#### Input data
※

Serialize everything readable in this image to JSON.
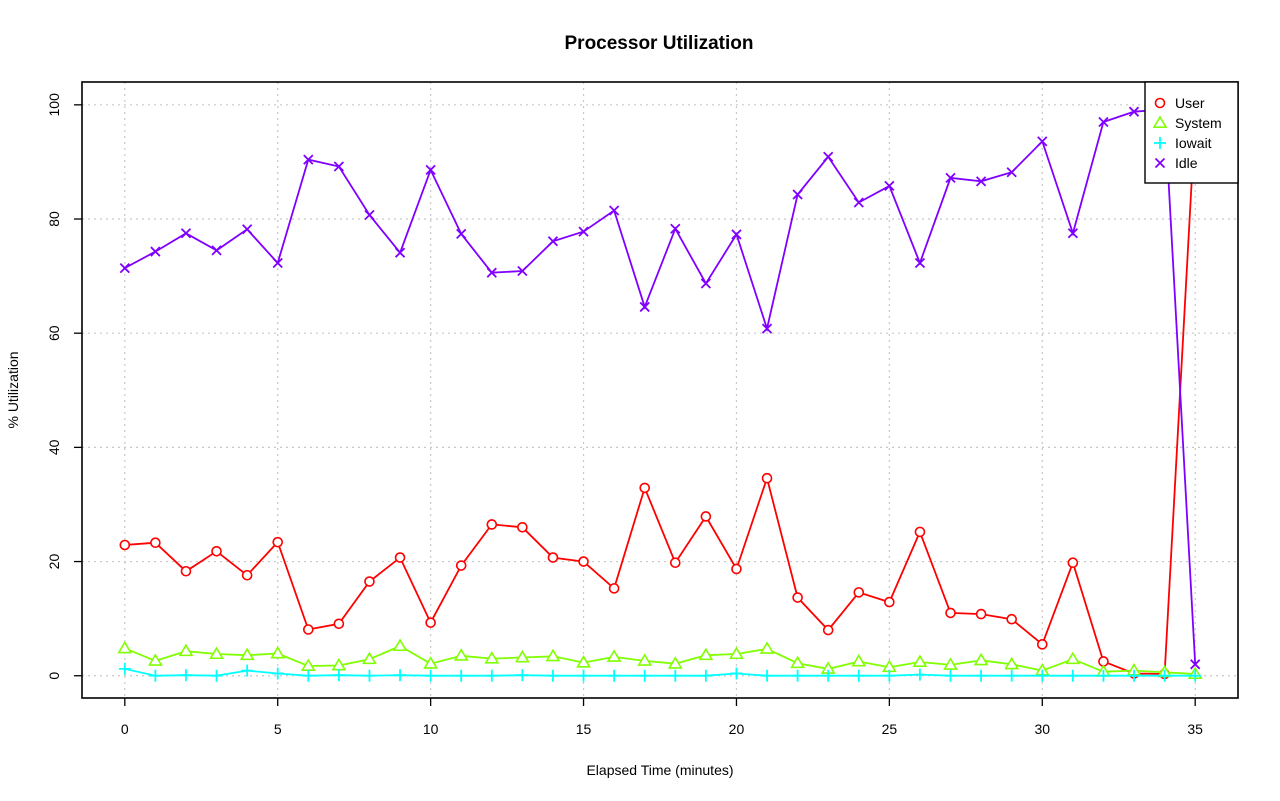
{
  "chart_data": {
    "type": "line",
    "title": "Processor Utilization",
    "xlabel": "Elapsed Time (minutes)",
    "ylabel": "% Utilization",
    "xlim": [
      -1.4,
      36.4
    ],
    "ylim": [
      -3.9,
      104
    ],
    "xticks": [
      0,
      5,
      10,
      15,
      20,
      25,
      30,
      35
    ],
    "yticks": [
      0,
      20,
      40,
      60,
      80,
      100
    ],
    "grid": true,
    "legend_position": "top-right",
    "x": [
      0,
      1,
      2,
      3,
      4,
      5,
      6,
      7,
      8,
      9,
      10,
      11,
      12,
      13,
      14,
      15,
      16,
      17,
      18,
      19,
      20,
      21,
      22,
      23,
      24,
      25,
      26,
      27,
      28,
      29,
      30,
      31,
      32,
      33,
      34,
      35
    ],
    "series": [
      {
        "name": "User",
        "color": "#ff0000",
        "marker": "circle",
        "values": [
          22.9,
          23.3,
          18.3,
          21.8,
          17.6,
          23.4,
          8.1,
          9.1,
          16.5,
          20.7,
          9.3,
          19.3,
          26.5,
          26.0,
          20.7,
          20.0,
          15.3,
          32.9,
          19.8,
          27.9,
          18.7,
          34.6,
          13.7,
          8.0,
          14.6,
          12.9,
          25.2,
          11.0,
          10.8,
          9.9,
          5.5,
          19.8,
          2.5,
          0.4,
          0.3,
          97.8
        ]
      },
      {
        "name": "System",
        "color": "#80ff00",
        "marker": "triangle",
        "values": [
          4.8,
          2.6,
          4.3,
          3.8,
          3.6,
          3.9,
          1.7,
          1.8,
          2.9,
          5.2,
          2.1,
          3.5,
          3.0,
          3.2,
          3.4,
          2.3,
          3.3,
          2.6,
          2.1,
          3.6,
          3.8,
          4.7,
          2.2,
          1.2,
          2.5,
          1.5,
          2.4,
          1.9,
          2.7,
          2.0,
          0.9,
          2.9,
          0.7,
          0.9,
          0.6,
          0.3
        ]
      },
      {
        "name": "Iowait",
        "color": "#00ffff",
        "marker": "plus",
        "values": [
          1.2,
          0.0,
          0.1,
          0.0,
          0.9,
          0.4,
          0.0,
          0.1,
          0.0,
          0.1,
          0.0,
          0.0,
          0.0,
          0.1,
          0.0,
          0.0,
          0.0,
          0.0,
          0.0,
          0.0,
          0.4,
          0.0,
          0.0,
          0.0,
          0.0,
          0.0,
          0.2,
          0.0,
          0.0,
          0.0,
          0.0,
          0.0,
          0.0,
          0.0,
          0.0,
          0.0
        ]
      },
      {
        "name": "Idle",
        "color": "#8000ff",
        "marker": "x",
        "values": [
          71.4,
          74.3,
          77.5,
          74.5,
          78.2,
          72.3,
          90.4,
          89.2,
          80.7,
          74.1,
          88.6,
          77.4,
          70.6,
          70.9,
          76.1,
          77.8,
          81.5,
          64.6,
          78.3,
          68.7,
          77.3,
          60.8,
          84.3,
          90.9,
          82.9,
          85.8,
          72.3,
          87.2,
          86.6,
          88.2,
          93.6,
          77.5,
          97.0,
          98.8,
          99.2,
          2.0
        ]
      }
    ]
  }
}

※

Pick out every line above that holds the word "Utilization" and copy it.

    "title": "Processor Utilization",
    "ylabel": "% Utilization",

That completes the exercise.